• **What you should do**
In the listing below, pick out lines with "through".

==================================================

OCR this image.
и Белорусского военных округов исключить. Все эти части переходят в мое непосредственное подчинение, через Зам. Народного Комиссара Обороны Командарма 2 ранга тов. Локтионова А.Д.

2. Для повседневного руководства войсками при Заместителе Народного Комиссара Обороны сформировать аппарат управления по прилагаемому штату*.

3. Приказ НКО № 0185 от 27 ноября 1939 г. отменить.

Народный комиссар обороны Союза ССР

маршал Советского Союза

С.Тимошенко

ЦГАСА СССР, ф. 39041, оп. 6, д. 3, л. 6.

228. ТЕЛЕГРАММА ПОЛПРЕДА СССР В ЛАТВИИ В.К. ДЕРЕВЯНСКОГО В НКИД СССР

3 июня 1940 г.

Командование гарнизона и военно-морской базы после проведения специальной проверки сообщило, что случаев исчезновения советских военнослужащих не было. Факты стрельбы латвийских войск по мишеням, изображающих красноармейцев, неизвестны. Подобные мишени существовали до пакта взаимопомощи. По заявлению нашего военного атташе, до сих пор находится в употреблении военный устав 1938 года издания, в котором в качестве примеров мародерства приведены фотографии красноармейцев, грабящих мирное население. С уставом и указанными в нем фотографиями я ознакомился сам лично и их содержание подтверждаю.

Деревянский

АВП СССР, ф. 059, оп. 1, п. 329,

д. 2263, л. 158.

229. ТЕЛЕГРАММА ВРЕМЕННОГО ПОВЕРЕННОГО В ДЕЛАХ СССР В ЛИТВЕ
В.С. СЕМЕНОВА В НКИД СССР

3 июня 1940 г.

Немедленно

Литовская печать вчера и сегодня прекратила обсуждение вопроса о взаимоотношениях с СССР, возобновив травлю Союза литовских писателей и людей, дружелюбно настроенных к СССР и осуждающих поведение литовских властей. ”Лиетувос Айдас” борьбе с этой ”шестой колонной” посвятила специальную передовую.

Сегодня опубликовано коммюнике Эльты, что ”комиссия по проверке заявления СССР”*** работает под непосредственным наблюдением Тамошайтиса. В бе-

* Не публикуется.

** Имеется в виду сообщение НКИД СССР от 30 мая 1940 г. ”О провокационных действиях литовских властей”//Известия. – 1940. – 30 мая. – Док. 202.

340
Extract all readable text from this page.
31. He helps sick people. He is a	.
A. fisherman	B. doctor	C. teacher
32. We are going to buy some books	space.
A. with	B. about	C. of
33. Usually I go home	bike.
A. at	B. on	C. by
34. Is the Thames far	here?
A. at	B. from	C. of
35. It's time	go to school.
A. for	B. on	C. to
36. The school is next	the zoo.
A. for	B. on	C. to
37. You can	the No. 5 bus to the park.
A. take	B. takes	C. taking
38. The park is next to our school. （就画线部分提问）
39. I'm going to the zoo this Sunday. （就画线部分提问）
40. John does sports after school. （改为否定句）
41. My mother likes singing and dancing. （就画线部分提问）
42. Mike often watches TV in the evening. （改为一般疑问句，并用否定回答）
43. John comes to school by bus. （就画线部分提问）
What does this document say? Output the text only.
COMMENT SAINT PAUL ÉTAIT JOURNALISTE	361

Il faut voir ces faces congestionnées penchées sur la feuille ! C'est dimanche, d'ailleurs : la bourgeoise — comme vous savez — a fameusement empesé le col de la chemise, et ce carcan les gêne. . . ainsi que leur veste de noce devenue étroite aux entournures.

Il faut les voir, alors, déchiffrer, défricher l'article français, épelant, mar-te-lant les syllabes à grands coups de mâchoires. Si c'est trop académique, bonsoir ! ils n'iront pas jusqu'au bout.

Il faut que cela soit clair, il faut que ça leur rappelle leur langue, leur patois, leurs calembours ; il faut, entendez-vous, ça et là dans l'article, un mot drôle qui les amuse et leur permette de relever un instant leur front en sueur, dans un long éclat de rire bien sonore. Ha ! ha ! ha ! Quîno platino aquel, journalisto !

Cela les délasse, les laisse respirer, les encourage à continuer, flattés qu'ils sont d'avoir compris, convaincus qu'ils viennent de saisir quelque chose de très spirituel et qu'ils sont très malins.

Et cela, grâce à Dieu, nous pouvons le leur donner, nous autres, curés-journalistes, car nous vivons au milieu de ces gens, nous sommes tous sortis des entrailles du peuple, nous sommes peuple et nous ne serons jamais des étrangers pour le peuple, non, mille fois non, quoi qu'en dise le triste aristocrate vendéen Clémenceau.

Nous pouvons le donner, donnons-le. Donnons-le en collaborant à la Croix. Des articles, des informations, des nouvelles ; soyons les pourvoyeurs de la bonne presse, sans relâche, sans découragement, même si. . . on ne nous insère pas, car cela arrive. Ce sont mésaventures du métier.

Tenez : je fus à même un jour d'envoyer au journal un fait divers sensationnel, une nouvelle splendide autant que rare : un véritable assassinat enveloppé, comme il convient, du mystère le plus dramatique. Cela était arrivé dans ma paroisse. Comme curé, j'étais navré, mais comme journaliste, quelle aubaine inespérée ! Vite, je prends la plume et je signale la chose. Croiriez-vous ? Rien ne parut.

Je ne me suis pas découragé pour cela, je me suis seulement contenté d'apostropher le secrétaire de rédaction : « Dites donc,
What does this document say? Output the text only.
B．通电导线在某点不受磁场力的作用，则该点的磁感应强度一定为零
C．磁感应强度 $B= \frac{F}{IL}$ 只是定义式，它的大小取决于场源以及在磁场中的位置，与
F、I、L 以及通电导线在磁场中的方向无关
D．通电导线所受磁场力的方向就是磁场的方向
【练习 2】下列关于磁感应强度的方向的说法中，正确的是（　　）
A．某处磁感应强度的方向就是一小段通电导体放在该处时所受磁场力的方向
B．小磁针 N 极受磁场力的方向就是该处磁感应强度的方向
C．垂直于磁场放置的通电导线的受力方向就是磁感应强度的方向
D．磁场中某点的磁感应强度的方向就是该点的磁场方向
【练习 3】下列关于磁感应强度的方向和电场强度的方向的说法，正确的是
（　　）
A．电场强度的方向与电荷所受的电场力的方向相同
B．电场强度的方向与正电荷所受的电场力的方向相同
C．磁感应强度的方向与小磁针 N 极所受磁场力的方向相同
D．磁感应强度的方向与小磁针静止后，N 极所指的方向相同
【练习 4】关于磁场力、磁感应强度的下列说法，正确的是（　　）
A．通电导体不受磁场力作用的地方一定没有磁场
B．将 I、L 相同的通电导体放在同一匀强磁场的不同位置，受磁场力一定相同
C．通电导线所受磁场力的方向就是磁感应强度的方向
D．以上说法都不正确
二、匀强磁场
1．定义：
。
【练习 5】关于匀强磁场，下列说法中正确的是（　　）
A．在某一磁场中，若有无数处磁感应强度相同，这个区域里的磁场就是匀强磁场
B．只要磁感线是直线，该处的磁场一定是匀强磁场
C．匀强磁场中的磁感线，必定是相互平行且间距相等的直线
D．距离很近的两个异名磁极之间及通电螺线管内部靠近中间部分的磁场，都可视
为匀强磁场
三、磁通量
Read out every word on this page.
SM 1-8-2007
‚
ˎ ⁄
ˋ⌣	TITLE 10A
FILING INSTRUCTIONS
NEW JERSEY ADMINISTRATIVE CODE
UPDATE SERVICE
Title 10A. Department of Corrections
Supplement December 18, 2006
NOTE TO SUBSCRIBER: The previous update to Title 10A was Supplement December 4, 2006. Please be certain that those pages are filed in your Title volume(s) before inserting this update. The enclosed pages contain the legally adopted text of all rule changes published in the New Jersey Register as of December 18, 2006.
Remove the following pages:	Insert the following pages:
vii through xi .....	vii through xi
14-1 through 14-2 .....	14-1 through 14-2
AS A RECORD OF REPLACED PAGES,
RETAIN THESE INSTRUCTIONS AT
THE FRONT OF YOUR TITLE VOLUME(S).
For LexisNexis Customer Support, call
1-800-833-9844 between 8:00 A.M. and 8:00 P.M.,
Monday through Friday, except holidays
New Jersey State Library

==================================================

• **Solution to this exercise**
vii through xi .....	vii through xi
14-1 through 14-2 .....	14-1 through 14-2
Monday through Friday, except holidays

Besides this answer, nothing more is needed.